An asterisk (*) means that an error or omission was corrected in the paperback edition; a pound sign (#) means that an error or omission was corrected in the second paperback printing, in June 2007.
# Page 36: Walt Disney took that cartooning course at the Chicago Academy of Fine Arts, rather than the Art Institute of Chicago. The Art Institute was originally called the Chicago Academy of Fine Arts, but it changed its name in the 1880s. The Academy where Disney studied was an entirely separate school, founded around 1903as a rival of the Art Institute's school, in fact.
# Page 36: As evidenced by a home-movie glimpse in the DVD Walt: The Man Behind the Myth, Walt Disney's fledgling enterprise was Kaycee—not Kaysee, as Rudy Ising remembered it—Studios.
# Page 36: The correct name is Red Lyon, not Lyons.
# Page 39: Walt Disney didn't send a print of Alice's Wonderland to a New York film-storage company for showing to potential distributors; he sent the print directly to Margaret Winkler instead. This error originated in The Story of Walt Disney, the biography ghost-written by Pete Martin for Diane Disney Miller; that book confuses how Walt tried to sell Alice's Wonderland in 1923 with how he tried to sell Plane Crazy in 1928, when he did in fact entrust a print of the film to a New York storage company called Lloyd's.

■ **GIVEN RECORDS**:
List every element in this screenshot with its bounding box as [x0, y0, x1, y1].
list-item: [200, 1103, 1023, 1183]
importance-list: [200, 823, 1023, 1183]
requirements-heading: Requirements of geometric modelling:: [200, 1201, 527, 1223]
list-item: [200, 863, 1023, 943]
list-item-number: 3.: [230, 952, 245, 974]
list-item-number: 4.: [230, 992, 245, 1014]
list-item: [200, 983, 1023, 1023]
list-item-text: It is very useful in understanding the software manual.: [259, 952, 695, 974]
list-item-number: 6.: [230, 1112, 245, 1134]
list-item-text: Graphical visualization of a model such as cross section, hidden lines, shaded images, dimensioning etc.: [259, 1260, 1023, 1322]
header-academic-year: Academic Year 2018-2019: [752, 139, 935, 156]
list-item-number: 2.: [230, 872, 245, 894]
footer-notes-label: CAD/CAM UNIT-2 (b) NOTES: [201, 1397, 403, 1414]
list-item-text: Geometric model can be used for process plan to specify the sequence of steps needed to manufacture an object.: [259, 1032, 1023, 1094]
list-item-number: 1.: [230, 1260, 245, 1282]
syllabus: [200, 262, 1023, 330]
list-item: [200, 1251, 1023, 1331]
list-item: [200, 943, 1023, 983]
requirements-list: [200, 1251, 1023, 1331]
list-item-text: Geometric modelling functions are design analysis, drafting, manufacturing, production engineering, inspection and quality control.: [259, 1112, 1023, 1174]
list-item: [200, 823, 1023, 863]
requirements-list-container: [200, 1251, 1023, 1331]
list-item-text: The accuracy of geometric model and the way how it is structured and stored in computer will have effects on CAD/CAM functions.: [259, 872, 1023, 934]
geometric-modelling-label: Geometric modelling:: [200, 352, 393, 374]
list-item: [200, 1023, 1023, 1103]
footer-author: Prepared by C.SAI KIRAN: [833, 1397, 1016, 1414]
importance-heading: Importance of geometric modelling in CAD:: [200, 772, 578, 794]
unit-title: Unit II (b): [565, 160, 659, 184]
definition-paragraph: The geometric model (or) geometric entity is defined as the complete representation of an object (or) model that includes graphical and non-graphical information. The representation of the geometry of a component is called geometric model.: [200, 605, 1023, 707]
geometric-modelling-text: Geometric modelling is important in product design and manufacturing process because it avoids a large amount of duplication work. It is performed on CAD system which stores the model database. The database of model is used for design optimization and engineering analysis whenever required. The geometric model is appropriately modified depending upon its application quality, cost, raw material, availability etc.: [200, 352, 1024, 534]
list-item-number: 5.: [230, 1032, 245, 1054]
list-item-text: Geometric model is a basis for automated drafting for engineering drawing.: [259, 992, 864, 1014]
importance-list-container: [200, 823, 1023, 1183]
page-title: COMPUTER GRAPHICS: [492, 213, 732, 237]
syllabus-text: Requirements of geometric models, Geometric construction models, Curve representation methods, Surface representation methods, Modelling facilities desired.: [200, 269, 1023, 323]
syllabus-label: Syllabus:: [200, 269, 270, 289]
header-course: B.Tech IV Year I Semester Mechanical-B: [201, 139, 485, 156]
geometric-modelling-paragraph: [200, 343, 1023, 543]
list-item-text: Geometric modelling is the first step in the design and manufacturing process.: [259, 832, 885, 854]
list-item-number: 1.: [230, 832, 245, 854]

■ **EXERCISES TO COMPLETE**:
1. According to the errata list, how did the page 39 error about the Alice's Wonderland print come about? Answer in one to three sentences.
2. Answer these questions from the errata list.
(a) What does a pound sign (#) indicate?
(b) What is the correct spelling of the name of Walt Disney's fledgling studio?
(c) To whom did Walt Disney send the print of Alice's Wonderland?
The rows are separate material, apart from the errata list.

■ **EXERCISE RESULTS**:
1. The error originated in The Story of Walt Disney, the biography ghost-written by Pete Martin for Diane Disney Miller. That book confused how Walt tried to sell Alice's Wonderland in 1923 with how he tried to sell Plane Crazy in 1928, when he really did entrust a print to a New York storage company called Lloyd's.

2.
(a) It indicates an error or omission corrected in the second paperback printing, in June 2007.
(b) Kaycee Studios.
(c) Margaret Winkler.